EXERCISE DATA:

------------------------------------

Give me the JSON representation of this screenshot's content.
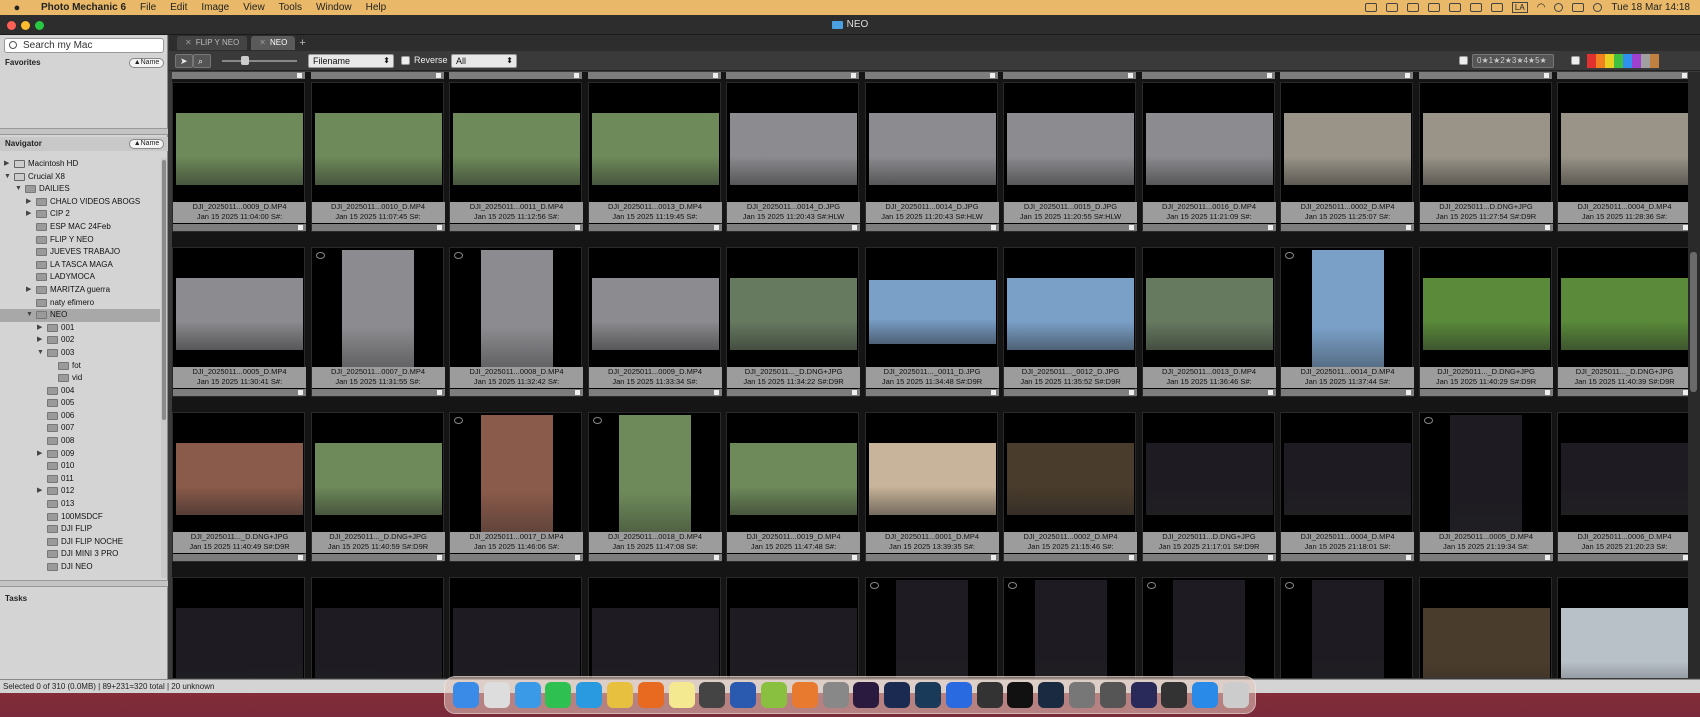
{
  "menubar": {
    "app_name": "Photo Mechanic 6",
    "items": [
      "File",
      "Edit",
      "Image",
      "View",
      "Tools",
      "Window",
      "Help"
    ],
    "clock": "Tue 18 Mar  14:18",
    "input_lang": "LA"
  },
  "window": {
    "title": "NEO"
  },
  "sidebar": {
    "search_placeholder": "Search my Mac",
    "favorites": {
      "label": "Favorites",
      "sort": "▲Name"
    },
    "navigator": {
      "label": "Navigator",
      "sort": "▲Name"
    },
    "tasks_label": "Tasks",
    "tree": [
      {
        "label": "Macintosh HD",
        "depth": 0,
        "arrow": "▶",
        "kind": "drive"
      },
      {
        "label": "Crucial X8",
        "depth": 0,
        "arrow": "▼",
        "kind": "drive"
      },
      {
        "label": "DAILIES",
        "depth": 1,
        "arrow": "▼"
      },
      {
        "label": "CHALO VIDEOS ABOGS",
        "depth": 2,
        "arrow": "▶"
      },
      {
        "label": "CIP 2",
        "depth": 2,
        "arrow": "▶"
      },
      {
        "label": "ESP MAC 24Feb",
        "depth": 2,
        "arrow": ""
      },
      {
        "label": "FLIP Y NEO",
        "depth": 2,
        "arrow": ""
      },
      {
        "label": "JUEVES TRABAJO",
        "depth": 2,
        "arrow": ""
      },
      {
        "label": "LA TASCA MAGA",
        "depth": 2,
        "arrow": ""
      },
      {
        "label": "LADYMOCA",
        "depth": 2,
        "arrow": ""
      },
      {
        "label": "MARITZA guerra",
        "depth": 2,
        "arrow": "▶"
      },
      {
        "label": "naty efimero",
        "depth": 2,
        "arrow": ""
      },
      {
        "label": "NEO",
        "depth": 2,
        "arrow": "▼",
        "selected": true
      },
      {
        "label": "001",
        "depth": 3,
        "arrow": "▶"
      },
      {
        "label": "002",
        "depth": 3,
        "arrow": "▶"
      },
      {
        "label": "003",
        "depth": 3,
        "arrow": "▼"
      },
      {
        "label": "fot",
        "depth": 4,
        "arrow": ""
      },
      {
        "label": "vid",
        "depth": 4,
        "arrow": ""
      },
      {
        "label": "004",
        "depth": 3,
        "arrow": ""
      },
      {
        "label": "005",
        "depth": 3,
        "arrow": ""
      },
      {
        "label": "006",
        "depth": 3,
        "arrow": ""
      },
      {
        "label": "007",
        "depth": 3,
        "arrow": ""
      },
      {
        "label": "008",
        "depth": 3,
        "arrow": ""
      },
      {
        "label": "009",
        "depth": 3,
        "arrow": "▶"
      },
      {
        "label": "010",
        "depth": 3,
        "arrow": ""
      },
      {
        "label": "011",
        "depth": 3,
        "arrow": ""
      },
      {
        "label": "012",
        "depth": 3,
        "arrow": "▶"
      },
      {
        "label": "013",
        "depth": 3,
        "arrow": ""
      },
      {
        "label": "100MSDCF",
        "depth": 3,
        "arrow": ""
      },
      {
        "label": "DJI FLIP",
        "depth": 3,
        "arrow": ""
      },
      {
        "label": "DJI FLIP NOCHE",
        "depth": 3,
        "arrow": ""
      },
      {
        "label": "DJI MINI 3 PRO",
        "depth": 3,
        "arrow": ""
      },
      {
        "label": "DJI NEO",
        "depth": 3,
        "arrow": ""
      }
    ]
  },
  "tabs": [
    {
      "label": "FLIP Y NEO",
      "active": false
    },
    {
      "label": "NEO",
      "active": true
    }
  ],
  "toolbar": {
    "sort_field": "Filename",
    "reverse_label": "Reverse",
    "filter": "All",
    "rating_filter": "0★1★2★3★4★5★",
    "add_tab": "+"
  },
  "grid": {
    "rows": [
      [
        {
          "name": "DJI_2025011...0009_D.MP4",
          "date": "Jan 15 2025 11:04:00 S#:",
          "tone": "park",
          "orient": "land"
        },
        {
          "name": "DJI_2025011...0010_D.MP4",
          "date": "Jan 15 2025 11:07:45 S#:",
          "tone": "park",
          "orient": "land"
        },
        {
          "name": "DJI_2025011...0011_D.MP4",
          "date": "Jan 15 2025 11:12:56 S#:",
          "tone": "park",
          "orient": "land"
        },
        {
          "name": "DJI_2025011...0013_D.MP4",
          "date": "Jan 15 2025 11:19:45 S#:",
          "tone": "park",
          "orient": "land"
        },
        {
          "name": "DJI_2025011...0014_D.JPG",
          "date": "Jan 15 2025 11:20:43 S#:HLW",
          "tone": "city",
          "orient": "land"
        },
        {
          "name": "DJI_2025011...0014_D.JPG",
          "date": "Jan 15 2025 11:20:43 S#:HLW",
          "tone": "city",
          "orient": "land"
        },
        {
          "name": "DJI_2025011...0015_D.JPG",
          "date": "Jan 15 2025 11:20:55 S#:HLW",
          "tone": "city",
          "orient": "land"
        },
        {
          "name": "DJI_2025011...0016_D.MP4",
          "date": "Jan 15 2025 11:21:09 S#:",
          "tone": "city",
          "orient": "land"
        },
        {
          "name": "DJI_2025011...0002_D.MP4",
          "date": "Jan 15 2025 11:25:07 S#:",
          "tone": "ground",
          "orient": "land"
        },
        {
          "name": "DJI_2025011...D.DNG+JPG",
          "date": "Jan 15 2025 11:27:54 S#:D9R",
          "tone": "ground",
          "orient": "land"
        },
        {
          "name": "DJI_2025011...0004_D.MP4",
          "date": "Jan 15 2025 11:28:36 S#:",
          "tone": "ground",
          "orient": "land"
        }
      ],
      [
        {
          "name": "DJI_2025011...0005_D.MP4",
          "date": "Jan 15 2025 11:30:41 S#:",
          "tone": "city",
          "orient": "land"
        },
        {
          "name": "DJI_2025011...0007_D.MP4",
          "date": "Jan 15 2025 11:31:55 S#:",
          "tone": "city",
          "orient": "port"
        },
        {
          "name": "DJI_2025011...0008_D.MP4",
          "date": "Jan 15 2025 11:32:42 S#:",
          "tone": "city",
          "orient": "port"
        },
        {
          "name": "DJI_2025011...0009_D.MP4",
          "date": "Jan 15 2025 11:33:34 S#:",
          "tone": "city",
          "orient": "land"
        },
        {
          "name": "DJI_2025011..._D.DNG+JPG",
          "date": "Jan 15 2025 11:34:22 S#:D9R",
          "tone": "hills",
          "orient": "land"
        },
        {
          "name": "DJI_2025011..._0011_D.JPG",
          "date": "Jan 15 2025 11:34:48 S#:D9R",
          "tone": "sky",
          "orient": "pano"
        },
        {
          "name": "DJI_2025011..._0012_D.JPG",
          "date": "Jan 15 2025 11:35:52 S#:D9R",
          "tone": "sky",
          "orient": "land"
        },
        {
          "name": "DJI_2025011...0013_D.MP4",
          "date": "Jan 15 2025 11:36:46 S#:",
          "tone": "hills",
          "orient": "land"
        },
        {
          "name": "DJI_2025011...0014_D.MP4",
          "date": "Jan 15 2025 11:37:44 S#:",
          "tone": "sky",
          "orient": "port"
        },
        {
          "name": "DJI_2025011..._D.DNG+JPG",
          "date": "Jan 15 2025 11:40:29 S#:D9R",
          "tone": "grass",
          "orient": "land"
        },
        {
          "name": "DJI_2025011..._D.DNG+JPG",
          "date": "Jan 15 2025 11:40:39 S#:D9R",
          "tone": "grass",
          "orient": "land"
        }
      ],
      [
        {
          "name": "DJI_2025011..._D.DNG+JPG",
          "date": "Jan 15 2025 11:40:49 S#:D9R",
          "tone": "brick",
          "orient": "land"
        },
        {
          "name": "DJI_2025011..._D.DNG+JPG",
          "date": "Jan 15 2025 11:40:59 S#:D9R",
          "tone": "park",
          "orient": "land"
        },
        {
          "name": "DJI_2025011...0017_D.MP4",
          "date": "Jan 15 2025 11:46:06 S#:",
          "tone": "brick",
          "orient": "port"
        },
        {
          "name": "DJI_2025011...0018_D.MP4",
          "date": "Jan 15 2025 11:47:08 S#:",
          "tone": "park",
          "orient": "port"
        },
        {
          "name": "DJI_2025011...0019_D.MP4",
          "date": "Jan 15 2025 11:47:48 S#:",
          "tone": "park",
          "orient": "land"
        },
        {
          "name": "DJI_2025011...0001_D.MP4",
          "date": "Jan 15 2025 13:39:35 S#:",
          "tone": "room",
          "orient": "land"
        },
        {
          "name": "DJI_2025011...0002_D.MP4",
          "date": "Jan 15 2025 21:15:46 S#:",
          "tone": "dusk",
          "orient": "land"
        },
        {
          "name": "DJI_2025011...D.DNG+JPG",
          "date": "Jan 15 2025 21:17:01 S#:D9R",
          "tone": "night",
          "orient": "land"
        },
        {
          "name": "DJI_2025011...0004_D.MP4",
          "date": "Jan 15 2025 21:18:01 S#:",
          "tone": "night",
          "orient": "land"
        },
        {
          "name": "DJI_2025011...0005_D.MP4",
          "date": "Jan 15 2025 21:19:34 S#:",
          "tone": "night",
          "orient": "port"
        },
        {
          "name": "DJI_2025011...0006_D.MP4",
          "date": "Jan 15 2025 21:20:23 S#:",
          "tone": "night",
          "orient": "land"
        }
      ],
      [
        {
          "name": "",
          "date": "",
          "tone": "night",
          "orient": "land"
        },
        {
          "name": "",
          "date": "",
          "tone": "night",
          "orient": "land"
        },
        {
          "name": "",
          "date": "",
          "tone": "night",
          "orient": "land"
        },
        {
          "name": "",
          "date": "",
          "tone": "night",
          "orient": "land"
        },
        {
          "name": "",
          "date": "",
          "tone": "night",
          "orient": "land"
        },
        {
          "name": "",
          "date": "",
          "tone": "night",
          "orient": "port"
        },
        {
          "name": "",
          "date": "",
          "tone": "night",
          "orient": "port"
        },
        {
          "name": "",
          "date": "",
          "tone": "night",
          "orient": "port"
        },
        {
          "name": "",
          "date": "",
          "tone": "night",
          "orient": "port"
        },
        {
          "name": "",
          "date": "",
          "tone": "dusk",
          "orient": "land"
        },
        {
          "name": "",
          "date": "",
          "tone": "building",
          "orient": "land"
        }
      ]
    ]
  },
  "status": "Selected 0 of 310 (0.0MB) | 89+231=320 total | 20 unknown",
  "colors": {
    "tones": {
      "park": "#6e8a5a",
      "city": "#8c8c90",
      "ground": "#9a9488",
      "hills": "#667a60",
      "sky": "#7aa0c8",
      "grass": "#5a8a3a",
      "brick": "#8a5a4a",
      "room": "#c8b49a",
      "dusk": "#4a3c2c",
      "night": "#1e1c22",
      "building": "#b8c0c8"
    },
    "labels": [
      "#e03030",
      "#f08020",
      "#e8d020",
      "#40c040",
      "#3090f0",
      "#a040d0",
      "#a0a0a0",
      "#c08040"
    ]
  },
  "dock": [
    "finder-icon",
    "launchpad-icon",
    "safari-icon",
    "whatsapp-icon",
    "telegram-icon",
    "chrome-icon",
    "firefox-icon",
    "notes-icon",
    "font-book-icon",
    "word-icon",
    "android-icon",
    "fox-icon",
    "settings-wheel-icon",
    "premiere-icon",
    "photoshop-icon",
    "lightroom-icon",
    "ctb-icon",
    "davinci-icon",
    "capcut-icon",
    "steam-icon",
    "system-settings-icon",
    "screenshot-icon",
    "obs-icon",
    "obs-alt-icon",
    "app-store-icon",
    "trash-icon"
  ]
}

------------------------------------

WORK INSTRUCTIONS:
Scan the listing above. Gather each line that contains the word "screenshot".

COMPLETE RESPONSE:
Give me the JSON representation of this screenshot's content.
    "screenshot-icon",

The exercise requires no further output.